▸ **GIVEN REQUEST 1**
List every elemental theme that the passage on Hallmark movies names as playing out again and again.

▸ **PASSAGE TO READ**

##########

What I especially love are the Hallmark tropes: new guy must be thrown into an early, intense encounter with single girl's parent/s; numerous late model cars must be driven pointlessly around town with elaborate driveway exit scenes; characters' occupations are bipolar business/law vs wedding planning, writing, art. As predictable as this makes a Hallmark, variations on this theme become deeply satisfying, as we watch these elemental themes -- the search for the authentic life, the rejection of empty success, the social pressure for the conventional path, play out again and again. And thus each Hallmark character takes on allegorical significance in this larger search for authenticity.

Hallmark movies remind me of a comment Sana Haque made about the great French writer Roland Barthes' Mythologies: "Barthes deciphers how wrestlers take on tragic or comic "stock" personas for the benefit of their fans and how their exaggerated gestures, drama, and Good vs. Evil conflicts perform a cathartic function for the audience, a venue through which frustrated emotion can find a release and the complexity of modern existence revert to black and white simplicity."

##########

▸ **PROVIDED RECORDS**

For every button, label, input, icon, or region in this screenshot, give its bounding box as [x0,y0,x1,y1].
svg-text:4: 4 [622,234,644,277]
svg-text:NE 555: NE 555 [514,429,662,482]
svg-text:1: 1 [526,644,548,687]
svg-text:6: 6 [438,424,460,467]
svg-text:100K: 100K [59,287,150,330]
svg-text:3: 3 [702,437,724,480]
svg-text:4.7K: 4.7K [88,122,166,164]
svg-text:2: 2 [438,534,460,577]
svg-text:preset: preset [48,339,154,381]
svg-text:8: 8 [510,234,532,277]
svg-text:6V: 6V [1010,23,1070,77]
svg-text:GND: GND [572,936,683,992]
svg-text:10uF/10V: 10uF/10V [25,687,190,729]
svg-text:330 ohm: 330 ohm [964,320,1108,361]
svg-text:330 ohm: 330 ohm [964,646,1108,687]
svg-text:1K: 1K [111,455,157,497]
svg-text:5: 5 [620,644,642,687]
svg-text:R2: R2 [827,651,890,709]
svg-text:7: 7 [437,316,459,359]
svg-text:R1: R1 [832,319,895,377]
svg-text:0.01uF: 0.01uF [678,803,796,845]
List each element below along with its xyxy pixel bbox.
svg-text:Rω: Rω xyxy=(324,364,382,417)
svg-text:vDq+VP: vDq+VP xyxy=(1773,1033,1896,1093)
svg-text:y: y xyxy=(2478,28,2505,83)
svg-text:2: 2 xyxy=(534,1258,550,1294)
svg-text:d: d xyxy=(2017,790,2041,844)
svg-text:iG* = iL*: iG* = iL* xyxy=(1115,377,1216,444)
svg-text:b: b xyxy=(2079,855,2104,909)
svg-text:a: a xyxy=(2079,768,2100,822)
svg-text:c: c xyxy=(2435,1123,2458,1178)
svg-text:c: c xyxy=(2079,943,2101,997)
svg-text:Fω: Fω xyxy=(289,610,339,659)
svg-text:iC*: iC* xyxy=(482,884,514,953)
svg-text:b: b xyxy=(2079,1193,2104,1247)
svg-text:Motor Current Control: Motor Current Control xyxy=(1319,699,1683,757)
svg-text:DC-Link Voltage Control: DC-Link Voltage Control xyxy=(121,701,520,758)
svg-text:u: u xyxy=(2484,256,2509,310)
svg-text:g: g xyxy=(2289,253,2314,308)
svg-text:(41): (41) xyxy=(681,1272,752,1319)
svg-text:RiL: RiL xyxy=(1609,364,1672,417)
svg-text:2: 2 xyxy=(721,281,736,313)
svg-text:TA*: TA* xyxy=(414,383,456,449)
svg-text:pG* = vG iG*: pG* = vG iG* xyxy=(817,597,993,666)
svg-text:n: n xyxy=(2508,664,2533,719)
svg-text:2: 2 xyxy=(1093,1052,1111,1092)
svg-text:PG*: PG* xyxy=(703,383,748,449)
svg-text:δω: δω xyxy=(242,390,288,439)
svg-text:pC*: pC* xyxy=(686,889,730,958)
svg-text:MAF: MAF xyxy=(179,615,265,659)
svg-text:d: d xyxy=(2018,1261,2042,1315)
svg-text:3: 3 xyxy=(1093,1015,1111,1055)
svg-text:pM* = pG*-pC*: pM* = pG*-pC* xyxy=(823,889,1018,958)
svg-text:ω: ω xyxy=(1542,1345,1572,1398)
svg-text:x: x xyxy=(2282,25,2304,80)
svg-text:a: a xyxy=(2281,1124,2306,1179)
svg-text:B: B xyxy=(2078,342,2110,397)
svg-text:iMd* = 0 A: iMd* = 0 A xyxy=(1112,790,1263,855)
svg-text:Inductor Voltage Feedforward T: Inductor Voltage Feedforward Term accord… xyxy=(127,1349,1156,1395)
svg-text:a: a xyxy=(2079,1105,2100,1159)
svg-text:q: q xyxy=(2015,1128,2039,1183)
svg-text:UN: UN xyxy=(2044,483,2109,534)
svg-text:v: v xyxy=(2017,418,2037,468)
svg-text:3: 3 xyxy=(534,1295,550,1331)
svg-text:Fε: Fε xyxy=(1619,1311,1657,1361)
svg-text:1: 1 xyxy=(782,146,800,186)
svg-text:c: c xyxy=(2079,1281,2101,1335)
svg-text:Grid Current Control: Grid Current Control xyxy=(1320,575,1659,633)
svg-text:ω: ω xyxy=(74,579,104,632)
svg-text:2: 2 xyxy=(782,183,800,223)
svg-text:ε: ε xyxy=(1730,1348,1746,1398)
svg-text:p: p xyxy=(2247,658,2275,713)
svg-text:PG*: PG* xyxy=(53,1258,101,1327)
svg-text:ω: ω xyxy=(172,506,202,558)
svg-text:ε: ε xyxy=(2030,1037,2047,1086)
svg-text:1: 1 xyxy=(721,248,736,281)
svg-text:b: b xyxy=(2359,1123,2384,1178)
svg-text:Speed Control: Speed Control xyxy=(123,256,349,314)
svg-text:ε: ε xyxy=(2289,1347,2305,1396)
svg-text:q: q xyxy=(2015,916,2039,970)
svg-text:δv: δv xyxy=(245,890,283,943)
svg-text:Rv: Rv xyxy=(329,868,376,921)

##########

▸ **GIVEN REQUEST 2**
Reproduce the rows verbatim, starting with the first line of the rows and going on through the line that contains "svg-text:6: 6 [438,424,460,467]", with both of those lines included.

▸ **TASK OUTPUT 1**
- the search for the authentic life
- the rejection of empty success
- the social pressure for the conventional path

▸ **TASK OUTPUT 2**
For every button, label, input, icon, or region in this screenshot, give its bounding box as [x0,y0,x1,y1].
svg-text:4: 4 [622,234,644,277]
svg-text:NE 555: NE 555 [514,429,662,482]
svg-text:1: 1 [526,644,548,687]
svg-text:6: 6 [438,424,460,467]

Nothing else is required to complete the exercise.